(Stored data entries)
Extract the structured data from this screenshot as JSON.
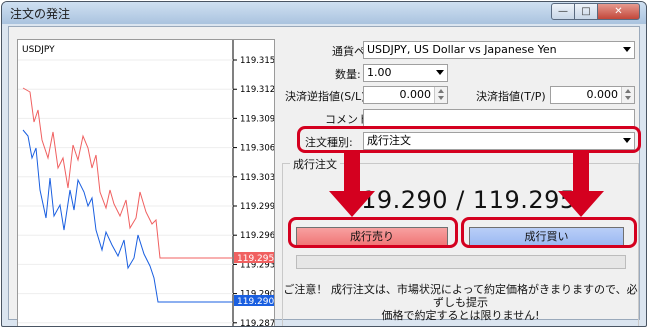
{
  "window": {
    "title": "注文の発注",
    "buttons": {
      "minimize": "—",
      "maximize": "□",
      "close": "✕"
    }
  },
  "chart": {
    "symbol": "USDJPY",
    "price_labels": [
      "119.315",
      "119.312",
      "119.309",
      "119.306",
      "119.303",
      "119.299",
      "119.296",
      "119.293",
      "119.290",
      "119.287"
    ],
    "ask_tag": "119.295",
    "bid_tag": "119.290",
    "colors": {
      "ask": "#f06060",
      "bid": "#1a5fe0",
      "ask_tag": "#f06060",
      "bid_tag": "#1a5fe0"
    }
  },
  "form": {
    "symbol_label": "通貨ペア:",
    "symbol_value": "USDJPY, US Dollar vs Japanese Yen",
    "volume_label": "数量:",
    "volume_value": "1.00",
    "sl_label": "決済逆指値(S/L)",
    "sl_value": "0.000",
    "tp_label": "決済指値(T/P)",
    "tp_value": "0.000",
    "comment_label": "コメント:",
    "comment_value": "",
    "type_label": "注文種別:",
    "type_value": "成行注文"
  },
  "market": {
    "group_title": "成行注文",
    "price_display": "119.290 / 119.295",
    "sell_label": "成行売り",
    "buy_label": "成行買い",
    "note_line1": "ご注意！ 成行注文は、市場状況によって約定価格がきまりますので、必ずしも提示",
    "note_line2": "価格で約定するとは限りません!"
  },
  "annotation_color": "#d4001f"
}
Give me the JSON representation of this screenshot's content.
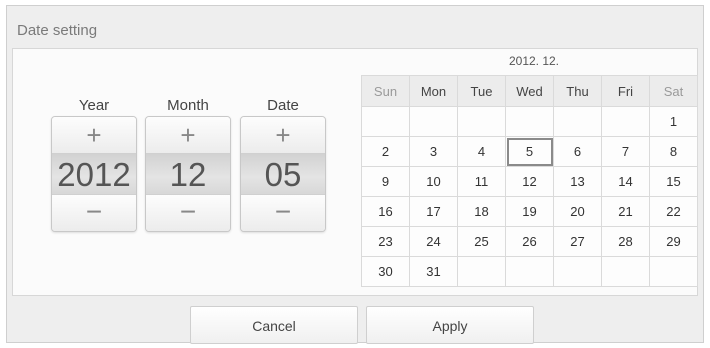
{
  "window": {
    "title": "Date setting"
  },
  "spinners": {
    "year": {
      "label": "Year",
      "value": "2012",
      "plus": "+",
      "minus": "−"
    },
    "month": {
      "label": "Month",
      "value": "12",
      "plus": "+",
      "minus": "−"
    },
    "date": {
      "label": "Date",
      "value": "05",
      "plus": "+",
      "minus": "−"
    }
  },
  "calendar": {
    "month_label": "2012. 12.",
    "weekdays": [
      "Sun",
      "Mon",
      "Tue",
      "Wed",
      "Thu",
      "Fri",
      "Sat"
    ],
    "weeks": [
      [
        "",
        "",
        "",
        "",
        "",
        "",
        "1"
      ],
      [
        "2",
        "3",
        "4",
        "5",
        "6",
        "7",
        "8"
      ],
      [
        "9",
        "10",
        "11",
        "12",
        "13",
        "14",
        "15"
      ],
      [
        "16",
        "17",
        "18",
        "19",
        "20",
        "21",
        "22"
      ],
      [
        "23",
        "24",
        "25",
        "26",
        "27",
        "28",
        "29"
      ],
      [
        "30",
        "31",
        "",
        "",
        "",
        "",
        ""
      ]
    ],
    "selected_day": "5"
  },
  "buttons": {
    "cancel": "Cancel",
    "apply": "Apply"
  },
  "colors": {
    "background": "#eeeeee",
    "panel": "#fbfbfb",
    "selected_border": "#8a8a8a"
  }
}
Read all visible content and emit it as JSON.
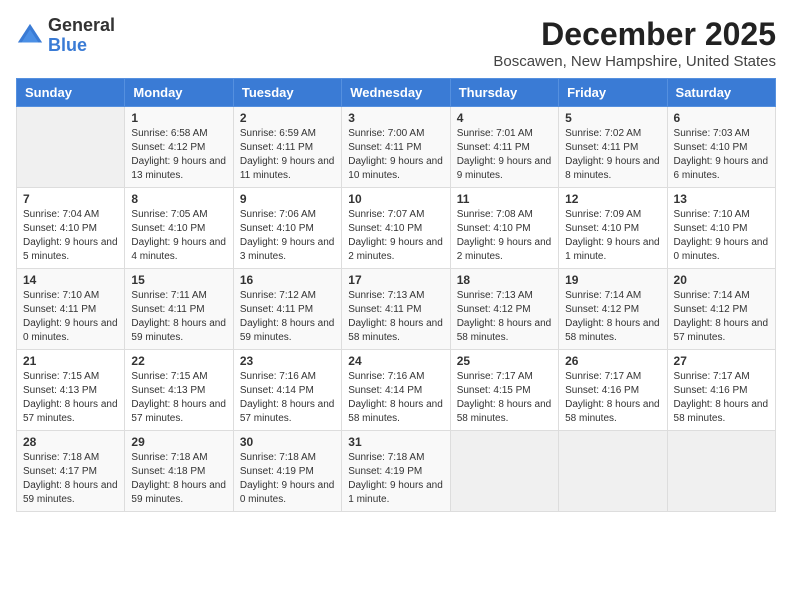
{
  "logo": {
    "general": "General",
    "blue": "Blue"
  },
  "header": {
    "month_year": "December 2025",
    "location": "Boscawen, New Hampshire, United States"
  },
  "days_of_week": [
    "Sunday",
    "Monday",
    "Tuesday",
    "Wednesday",
    "Thursday",
    "Friday",
    "Saturday"
  ],
  "weeks": [
    [
      {
        "day": "",
        "sunrise": "",
        "sunset": "",
        "daylight": ""
      },
      {
        "day": "1",
        "sunrise": "Sunrise: 6:58 AM",
        "sunset": "Sunset: 4:12 PM",
        "daylight": "Daylight: 9 hours and 13 minutes."
      },
      {
        "day": "2",
        "sunrise": "Sunrise: 6:59 AM",
        "sunset": "Sunset: 4:11 PM",
        "daylight": "Daylight: 9 hours and 11 minutes."
      },
      {
        "day": "3",
        "sunrise": "Sunrise: 7:00 AM",
        "sunset": "Sunset: 4:11 PM",
        "daylight": "Daylight: 9 hours and 10 minutes."
      },
      {
        "day": "4",
        "sunrise": "Sunrise: 7:01 AM",
        "sunset": "Sunset: 4:11 PM",
        "daylight": "Daylight: 9 hours and 9 minutes."
      },
      {
        "day": "5",
        "sunrise": "Sunrise: 7:02 AM",
        "sunset": "Sunset: 4:11 PM",
        "daylight": "Daylight: 9 hours and 8 minutes."
      },
      {
        "day": "6",
        "sunrise": "Sunrise: 7:03 AM",
        "sunset": "Sunset: 4:10 PM",
        "daylight": "Daylight: 9 hours and 6 minutes."
      }
    ],
    [
      {
        "day": "7",
        "sunrise": "Sunrise: 7:04 AM",
        "sunset": "Sunset: 4:10 PM",
        "daylight": "Daylight: 9 hours and 5 minutes."
      },
      {
        "day": "8",
        "sunrise": "Sunrise: 7:05 AM",
        "sunset": "Sunset: 4:10 PM",
        "daylight": "Daylight: 9 hours and 4 minutes."
      },
      {
        "day": "9",
        "sunrise": "Sunrise: 7:06 AM",
        "sunset": "Sunset: 4:10 PM",
        "daylight": "Daylight: 9 hours and 3 minutes."
      },
      {
        "day": "10",
        "sunrise": "Sunrise: 7:07 AM",
        "sunset": "Sunset: 4:10 PM",
        "daylight": "Daylight: 9 hours and 2 minutes."
      },
      {
        "day": "11",
        "sunrise": "Sunrise: 7:08 AM",
        "sunset": "Sunset: 4:10 PM",
        "daylight": "Daylight: 9 hours and 2 minutes."
      },
      {
        "day": "12",
        "sunrise": "Sunrise: 7:09 AM",
        "sunset": "Sunset: 4:10 PM",
        "daylight": "Daylight: 9 hours and 1 minute."
      },
      {
        "day": "13",
        "sunrise": "Sunrise: 7:10 AM",
        "sunset": "Sunset: 4:10 PM",
        "daylight": "Daylight: 9 hours and 0 minutes."
      }
    ],
    [
      {
        "day": "14",
        "sunrise": "Sunrise: 7:10 AM",
        "sunset": "Sunset: 4:11 PM",
        "daylight": "Daylight: 9 hours and 0 minutes."
      },
      {
        "day": "15",
        "sunrise": "Sunrise: 7:11 AM",
        "sunset": "Sunset: 4:11 PM",
        "daylight": "Daylight: 8 hours and 59 minutes."
      },
      {
        "day": "16",
        "sunrise": "Sunrise: 7:12 AM",
        "sunset": "Sunset: 4:11 PM",
        "daylight": "Daylight: 8 hours and 59 minutes."
      },
      {
        "day": "17",
        "sunrise": "Sunrise: 7:13 AM",
        "sunset": "Sunset: 4:11 PM",
        "daylight": "Daylight: 8 hours and 58 minutes."
      },
      {
        "day": "18",
        "sunrise": "Sunrise: 7:13 AM",
        "sunset": "Sunset: 4:12 PM",
        "daylight": "Daylight: 8 hours and 58 minutes."
      },
      {
        "day": "19",
        "sunrise": "Sunrise: 7:14 AM",
        "sunset": "Sunset: 4:12 PM",
        "daylight": "Daylight: 8 hours and 58 minutes."
      },
      {
        "day": "20",
        "sunrise": "Sunrise: 7:14 AM",
        "sunset": "Sunset: 4:12 PM",
        "daylight": "Daylight: 8 hours and 57 minutes."
      }
    ],
    [
      {
        "day": "21",
        "sunrise": "Sunrise: 7:15 AM",
        "sunset": "Sunset: 4:13 PM",
        "daylight": "Daylight: 8 hours and 57 minutes."
      },
      {
        "day": "22",
        "sunrise": "Sunrise: 7:15 AM",
        "sunset": "Sunset: 4:13 PM",
        "daylight": "Daylight: 8 hours and 57 minutes."
      },
      {
        "day": "23",
        "sunrise": "Sunrise: 7:16 AM",
        "sunset": "Sunset: 4:14 PM",
        "daylight": "Daylight: 8 hours and 57 minutes."
      },
      {
        "day": "24",
        "sunrise": "Sunrise: 7:16 AM",
        "sunset": "Sunset: 4:14 PM",
        "daylight": "Daylight: 8 hours and 58 minutes."
      },
      {
        "day": "25",
        "sunrise": "Sunrise: 7:17 AM",
        "sunset": "Sunset: 4:15 PM",
        "daylight": "Daylight: 8 hours and 58 minutes."
      },
      {
        "day": "26",
        "sunrise": "Sunrise: 7:17 AM",
        "sunset": "Sunset: 4:16 PM",
        "daylight": "Daylight: 8 hours and 58 minutes."
      },
      {
        "day": "27",
        "sunrise": "Sunrise: 7:17 AM",
        "sunset": "Sunset: 4:16 PM",
        "daylight": "Daylight: 8 hours and 58 minutes."
      }
    ],
    [
      {
        "day": "28",
        "sunrise": "Sunrise: 7:18 AM",
        "sunset": "Sunset: 4:17 PM",
        "daylight": "Daylight: 8 hours and 59 minutes."
      },
      {
        "day": "29",
        "sunrise": "Sunrise: 7:18 AM",
        "sunset": "Sunset: 4:18 PM",
        "daylight": "Daylight: 8 hours and 59 minutes."
      },
      {
        "day": "30",
        "sunrise": "Sunrise: 7:18 AM",
        "sunset": "Sunset: 4:19 PM",
        "daylight": "Daylight: 9 hours and 0 minutes."
      },
      {
        "day": "31",
        "sunrise": "Sunrise: 7:18 AM",
        "sunset": "Sunset: 4:19 PM",
        "daylight": "Daylight: 9 hours and 1 minute."
      },
      {
        "day": "",
        "sunrise": "",
        "sunset": "",
        "daylight": ""
      },
      {
        "day": "",
        "sunrise": "",
        "sunset": "",
        "daylight": ""
      },
      {
        "day": "",
        "sunrise": "",
        "sunset": "",
        "daylight": ""
      }
    ]
  ]
}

**Description of the task**
Determine how many lines in the data above contain the string "screenshot". Give nothing except the number.

**Answer to this task**
2